### EXTRACTED DATA

>> START

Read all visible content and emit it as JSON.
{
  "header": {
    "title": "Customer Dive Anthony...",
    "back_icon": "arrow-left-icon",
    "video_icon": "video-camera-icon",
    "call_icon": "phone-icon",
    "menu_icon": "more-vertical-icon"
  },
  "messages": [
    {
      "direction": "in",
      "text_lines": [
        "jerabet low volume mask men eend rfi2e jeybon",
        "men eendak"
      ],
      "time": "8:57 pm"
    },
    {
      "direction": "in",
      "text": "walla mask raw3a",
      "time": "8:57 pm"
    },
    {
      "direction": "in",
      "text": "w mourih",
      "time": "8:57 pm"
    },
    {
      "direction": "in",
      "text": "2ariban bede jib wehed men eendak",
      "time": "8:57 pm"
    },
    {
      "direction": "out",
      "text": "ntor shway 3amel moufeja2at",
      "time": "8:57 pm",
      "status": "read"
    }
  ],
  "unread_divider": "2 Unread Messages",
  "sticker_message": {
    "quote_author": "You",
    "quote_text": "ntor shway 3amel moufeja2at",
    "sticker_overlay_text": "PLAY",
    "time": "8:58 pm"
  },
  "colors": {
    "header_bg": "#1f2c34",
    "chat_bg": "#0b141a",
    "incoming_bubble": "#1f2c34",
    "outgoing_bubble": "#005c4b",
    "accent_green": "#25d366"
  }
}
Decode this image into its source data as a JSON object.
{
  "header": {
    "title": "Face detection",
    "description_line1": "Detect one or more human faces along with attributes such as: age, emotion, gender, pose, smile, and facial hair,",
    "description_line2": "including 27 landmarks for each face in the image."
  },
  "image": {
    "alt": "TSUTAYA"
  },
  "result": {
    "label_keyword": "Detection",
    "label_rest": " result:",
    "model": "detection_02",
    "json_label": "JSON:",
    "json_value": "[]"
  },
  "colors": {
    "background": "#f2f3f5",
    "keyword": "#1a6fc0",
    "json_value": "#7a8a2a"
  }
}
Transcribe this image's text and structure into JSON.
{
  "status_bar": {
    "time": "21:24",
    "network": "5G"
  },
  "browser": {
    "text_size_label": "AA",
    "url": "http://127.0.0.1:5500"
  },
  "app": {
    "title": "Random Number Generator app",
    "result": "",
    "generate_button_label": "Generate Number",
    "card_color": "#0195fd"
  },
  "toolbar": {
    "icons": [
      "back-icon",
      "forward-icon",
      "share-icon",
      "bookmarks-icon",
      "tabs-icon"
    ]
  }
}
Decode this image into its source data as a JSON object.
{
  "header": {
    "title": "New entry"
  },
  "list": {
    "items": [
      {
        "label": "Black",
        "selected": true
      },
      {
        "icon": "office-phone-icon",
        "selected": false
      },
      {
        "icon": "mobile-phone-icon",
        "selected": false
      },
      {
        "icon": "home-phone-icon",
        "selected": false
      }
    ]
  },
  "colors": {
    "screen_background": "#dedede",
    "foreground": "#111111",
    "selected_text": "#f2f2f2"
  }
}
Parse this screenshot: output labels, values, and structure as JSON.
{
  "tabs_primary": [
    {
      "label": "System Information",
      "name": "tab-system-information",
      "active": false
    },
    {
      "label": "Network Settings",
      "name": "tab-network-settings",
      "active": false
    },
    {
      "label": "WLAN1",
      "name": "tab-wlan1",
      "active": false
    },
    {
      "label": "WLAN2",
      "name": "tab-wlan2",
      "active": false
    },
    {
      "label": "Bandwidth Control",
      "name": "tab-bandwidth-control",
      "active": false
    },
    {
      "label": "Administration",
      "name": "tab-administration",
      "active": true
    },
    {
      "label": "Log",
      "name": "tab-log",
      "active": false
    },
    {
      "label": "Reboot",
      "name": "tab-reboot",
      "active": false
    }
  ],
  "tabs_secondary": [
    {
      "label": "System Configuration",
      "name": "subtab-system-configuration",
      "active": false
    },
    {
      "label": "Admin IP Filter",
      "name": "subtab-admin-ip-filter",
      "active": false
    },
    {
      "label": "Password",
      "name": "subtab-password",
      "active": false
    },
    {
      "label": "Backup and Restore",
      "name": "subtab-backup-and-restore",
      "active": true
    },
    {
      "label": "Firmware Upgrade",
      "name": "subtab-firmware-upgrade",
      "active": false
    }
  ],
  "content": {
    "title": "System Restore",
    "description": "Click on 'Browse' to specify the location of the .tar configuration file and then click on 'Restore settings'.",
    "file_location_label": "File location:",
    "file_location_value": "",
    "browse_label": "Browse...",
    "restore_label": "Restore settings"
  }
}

>> END

### EXERCISE DIRECTIONS
Write each line above out exactly.

### ANSWER BELOW
Read all visible content and emit it as JSON.
{
  "header": {
    "title": "Customer Dive Anthony...",
    "back_icon": "arrow-left-icon",
    "video_icon": "video-camera-icon",
    "call_icon": "phone-icon",
    "menu_icon": "more-vertical-icon"
  },
  "messages": [
    {
      "direction": "in",
      "text_lines": [
        "jerabet low volume mask men eend rfi2e jeybon",
        "men eendak"
      ],
      "time": "8:57 pm"
    },
    {
      "direction": "in",
      "text": "walla mask raw3a",
      "time": "8:57 pm"
    },
    {
      "direction": "in",
      "text": "w mourih",
      "time": "8:57 pm"
    },
    {
      "direction": "in",
      "text": "2ariban bede jib wehed men eendak",
      "time": "8:57 pm"
    },
    {
      "direction": "out",
      "text": "ntor shway 3amel moufeja2at",
      "time": "8:57 pm",
      "status": "read"
    }
  ],
  "unread_divider": "2 Unread Messages",
  "sticker_message": {
    "quote_author": "You",
    "quote_text": "ntor shway 3amel moufeja2at",
    "sticker_overlay_text": "PLAY",
    "time": "8:58 pm"
  },
  "colors": {
    "header_bg": "#1f2c34",
    "chat_bg": "#0b141a",
    "incoming_bubble": "#1f2c34",
    "outgoing_bubble": "#005c4b",
    "accent_green": "#25d366"
  }
}
Decode this image into its source data as a JSON object.
{
  "header": {
    "title": "Face detection",
    "description_line1": "Detect one or more human faces along with attributes such as: age, emotion, gender, pose, smile, and facial hair,",
    "description_line2": "including 27 landmarks for each face in the image."
  },
  "image": {
    "alt": "TSUTAYA"
  },
  "result": {
    "label_keyword": "Detection",
    "label_rest": " result:",
    "model": "detection_02",
    "json_label": "JSON:",
    "json_value": "[]"
  },
  "colors": {
    "background": "#f2f3f5",
    "keyword": "#1a6fc0",
    "json_value": "#7a8a2a"
  }
}
Transcribe this image's text and structure into JSON.
{
  "status_bar": {
    "time": "21:24",
    "network": "5G"
  },
  "browser": {
    "text_size_label": "AA",
    "url": "http://127.0.0.1:5500"
  },
  "app": {
    "title": "Random Number Generator app",
    "result": "",
    "generate_button_label": "Generate Number",
    "card_color": "#0195fd"
  },
  "toolbar": {
    "icons": [
      "back-icon",
      "forward-icon",
      "share-icon",
      "bookmarks-icon",
      "tabs-icon"
    ]
  }
}
Decode this image into its source data as a JSON object.
{
  "header": {
    "title": "New entry"
  },
  "list": {
    "items": [
      {
        "label": "Black",
        "selected": true
      },
      {
        "icon": "office-phone-icon",
        "selected": false
      },
      {
        "icon": "mobile-phone-icon",
        "selected": false
      },
      {
        "icon": "home-phone-icon",
        "selected": false
      }
    ]
  },
  "colors": {
    "screen_background": "#dedede",
    "foreground": "#111111",
    "selected_text": "#f2f2f2"
  }
}
Parse this screenshot: output labels, values, and structure as JSON.
{
  "tabs_primary": [
    {
      "label": "System Information",
      "name": "tab-system-information",
      "active": false
    },
    {
      "label": "Network Settings",
      "name": "tab-network-settings",
      "active": false
    },
    {
      "label": "WLAN1",
      "name": "tab-wlan1",
      "active": false
    },
    {
      "label": "WLAN2",
      "name": "tab-wlan2",
      "active": false
    },
    {
      "label": "Bandwidth Control",
      "name": "tab-bandwidth-control",
      "active": false
    },
    {
      "label": "Administration",
      "name": "tab-administration",
      "active": true
    },
    {
      "label": "Log",
      "name": "tab-log",
      "active": false
    },
    {
      "label": "Reboot",
      "name": "tab-reboot",
      "active": false
    }
  ],
  "tabs_secondary": [
    {
      "label": "System Configuration",
      "name": "subtab-system-configuration",
      "active": false
    },
    {
      "label": "Admin IP Filter",
      "name": "subtab-admin-ip-filter",
      "active": false
    },
    {
      "label": "Password",
      "name": "subtab-password",
      "active": false
    },
    {
      "label": "Backup and Restore",
      "name": "subtab-backup-and-restore",
      "active": true
    },
    {
      "label": "Firmware Upgrade",
      "name": "subtab-firmware-upgrade",
      "active": false
    }
  ],
  "content": {
    "title": "System Restore",
    "description": "Click on 'Browse' to specify the location of the .tar configuration file and then click on 'Restore settings'.",
    "file_location_label": "File location:",
    "file_location_value": "",
    "browse_label": "Browse...",
    "restore_label": "Restore settings"
  }
}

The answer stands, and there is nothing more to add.